--- SOURCE EXTRACT ---
-=-=-=-=-

# How do you write a polynomial function of least degree and leading coefficient 1 when the zeros are 1, 1, i, -i?

Nov 20, 2016

Function is ${x}^{4} - 2 {x}^{3} + 2 {x}^{2} - 2 x + 1$

#### Explanation:

A function with leading coefficient as $1$ and zeros as $a$, $b$, $c$ and $d$ is

$f \left(x\right) = \left(x - a\right) \left(x - b\right) \left(x - c\right) \left(x - d\right)$

Hence if zeros are $1$, $1$, $i$ and $- i$, the function is

$f \left(x\right) = \left(x - 1\right) \left(x - 1\right) \left(x - i\right) \left(x - \left(- i\right)\right)$

= $\left({x}^{2} - 2 x + 1\right) \left(x - i\right) \left(x + i\right)$

= $\left({x}^{2} - 2 x + 1\right) \left({x}^{2} - {i}^{2}\right)$

= $\left({x}^{2} - 2 x + 1\right) \left({x}^{2} + 1\right)$ (as ${i}^{2} = - 1$)

= ${x}^{4} - 2 {x}^{3} + {x}^{2} + {x}^{2} - 2 x + 1$

= ${x}^{4} - 2 {x}^{3} + 2 {x}^{2} - 2 x + 1$

-=-=-=-=-

--- DATA EXTRACT ---
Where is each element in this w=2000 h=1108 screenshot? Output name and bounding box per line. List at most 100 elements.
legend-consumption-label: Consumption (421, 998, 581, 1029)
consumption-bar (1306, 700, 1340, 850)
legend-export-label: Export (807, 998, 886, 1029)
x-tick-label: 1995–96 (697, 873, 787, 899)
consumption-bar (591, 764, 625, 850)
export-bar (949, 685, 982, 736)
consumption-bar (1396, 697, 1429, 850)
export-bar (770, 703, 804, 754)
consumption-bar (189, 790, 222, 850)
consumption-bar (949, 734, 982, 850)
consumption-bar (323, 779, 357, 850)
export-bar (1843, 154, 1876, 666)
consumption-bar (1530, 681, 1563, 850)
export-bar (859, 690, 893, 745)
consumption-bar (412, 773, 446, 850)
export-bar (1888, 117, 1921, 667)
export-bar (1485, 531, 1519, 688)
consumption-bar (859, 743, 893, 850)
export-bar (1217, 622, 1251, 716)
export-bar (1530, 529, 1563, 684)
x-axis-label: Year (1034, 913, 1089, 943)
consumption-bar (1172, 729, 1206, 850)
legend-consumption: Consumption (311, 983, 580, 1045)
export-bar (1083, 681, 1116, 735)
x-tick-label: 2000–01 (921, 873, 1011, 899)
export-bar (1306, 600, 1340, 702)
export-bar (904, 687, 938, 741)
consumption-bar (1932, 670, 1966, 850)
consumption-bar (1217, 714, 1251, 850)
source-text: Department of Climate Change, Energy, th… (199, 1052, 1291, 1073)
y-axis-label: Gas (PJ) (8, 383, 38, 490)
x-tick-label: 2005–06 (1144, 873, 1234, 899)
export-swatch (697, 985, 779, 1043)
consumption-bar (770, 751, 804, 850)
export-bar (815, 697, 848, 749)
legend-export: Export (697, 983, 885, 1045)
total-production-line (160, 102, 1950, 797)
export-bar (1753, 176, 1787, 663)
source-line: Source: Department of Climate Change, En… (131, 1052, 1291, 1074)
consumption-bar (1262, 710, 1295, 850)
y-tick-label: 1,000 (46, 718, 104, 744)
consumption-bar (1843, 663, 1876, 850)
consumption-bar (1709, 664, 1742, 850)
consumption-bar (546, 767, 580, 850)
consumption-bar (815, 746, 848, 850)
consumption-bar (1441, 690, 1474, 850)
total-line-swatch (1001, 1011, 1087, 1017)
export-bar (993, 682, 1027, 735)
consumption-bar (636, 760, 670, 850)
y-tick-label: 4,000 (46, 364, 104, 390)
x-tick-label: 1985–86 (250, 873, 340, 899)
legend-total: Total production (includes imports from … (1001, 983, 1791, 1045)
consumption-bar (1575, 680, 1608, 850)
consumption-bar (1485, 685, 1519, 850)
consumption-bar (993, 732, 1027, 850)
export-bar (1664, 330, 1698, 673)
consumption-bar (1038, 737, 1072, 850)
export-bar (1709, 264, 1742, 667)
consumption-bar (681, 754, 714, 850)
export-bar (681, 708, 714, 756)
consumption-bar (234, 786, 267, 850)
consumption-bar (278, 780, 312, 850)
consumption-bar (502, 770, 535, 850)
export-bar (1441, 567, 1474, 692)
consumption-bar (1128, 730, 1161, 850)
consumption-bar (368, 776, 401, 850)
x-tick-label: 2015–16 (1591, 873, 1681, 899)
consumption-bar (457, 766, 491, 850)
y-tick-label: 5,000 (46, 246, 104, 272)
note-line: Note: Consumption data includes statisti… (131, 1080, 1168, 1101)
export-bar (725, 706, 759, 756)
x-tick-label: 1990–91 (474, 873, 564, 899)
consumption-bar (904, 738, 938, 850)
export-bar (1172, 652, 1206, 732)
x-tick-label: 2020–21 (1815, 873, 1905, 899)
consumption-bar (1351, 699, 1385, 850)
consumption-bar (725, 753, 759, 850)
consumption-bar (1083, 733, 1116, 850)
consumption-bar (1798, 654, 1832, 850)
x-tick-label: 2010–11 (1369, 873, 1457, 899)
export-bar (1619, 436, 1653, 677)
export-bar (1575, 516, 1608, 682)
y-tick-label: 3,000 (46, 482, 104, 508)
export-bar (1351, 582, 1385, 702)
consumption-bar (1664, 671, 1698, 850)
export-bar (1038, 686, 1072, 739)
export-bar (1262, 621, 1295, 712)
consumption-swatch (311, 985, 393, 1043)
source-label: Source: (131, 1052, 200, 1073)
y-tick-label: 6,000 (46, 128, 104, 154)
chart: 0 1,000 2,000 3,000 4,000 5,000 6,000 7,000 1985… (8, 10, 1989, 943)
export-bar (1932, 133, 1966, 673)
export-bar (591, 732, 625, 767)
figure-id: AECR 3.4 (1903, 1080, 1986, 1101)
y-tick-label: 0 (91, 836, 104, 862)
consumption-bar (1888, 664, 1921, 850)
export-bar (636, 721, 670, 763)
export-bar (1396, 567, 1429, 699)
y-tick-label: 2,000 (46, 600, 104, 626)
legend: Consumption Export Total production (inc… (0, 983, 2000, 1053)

-=-=-=-=-

--- PROBLEM DESCRIPTION ---
Reproduce the polynomial solution word for word, from its heading through its last line. The records come from a separate source.

--- CORRECT RESULT ---
# How do you write a polynomial function of least degree and leading coefficient 1 when the zeros are 1, 1, i, -i?

Nov 20, 2016

Function is ${x}^{4} - 2 {x}^{3} + 2 {x}^{2} - 2 x + 1$

#### Explanation:

A function with leading coefficient as $1$ and zeros as $a$, $b$, $c$ and $d$ is

$f \left(x\right) = \left(x - a\right) \left(x - b\right) \left(x - c\right) \left(x - d\right)$

Hence if zeros are $1$, $1$, $i$ and $- i$, the function is

$f \left(x\right) = \left(x - 1\right) \left(x - 1\right) \left(x - i\right) \left(x - \left(- i\right)\right)$

= $\left({x}^{2} - 2 x + 1\right) \left(x - i\right) \left(x + i\right)$

= $\left({x}^{2} - 2 x + 1\right) \left({x}^{2} - {i}^{2}\right)$

= $\left({x}^{2} - 2 x + 1\right) \left({x}^{2} + 1\right)$ (as ${i}^{2} = - 1$)

= ${x}^{4} - 2 {x}^{3} + {x}^{2} + {x}^{2} - 2 x + 1$

= ${x}^{4} - 2 {x}^{3} + 2 {x}^{2} - 2 x + 1$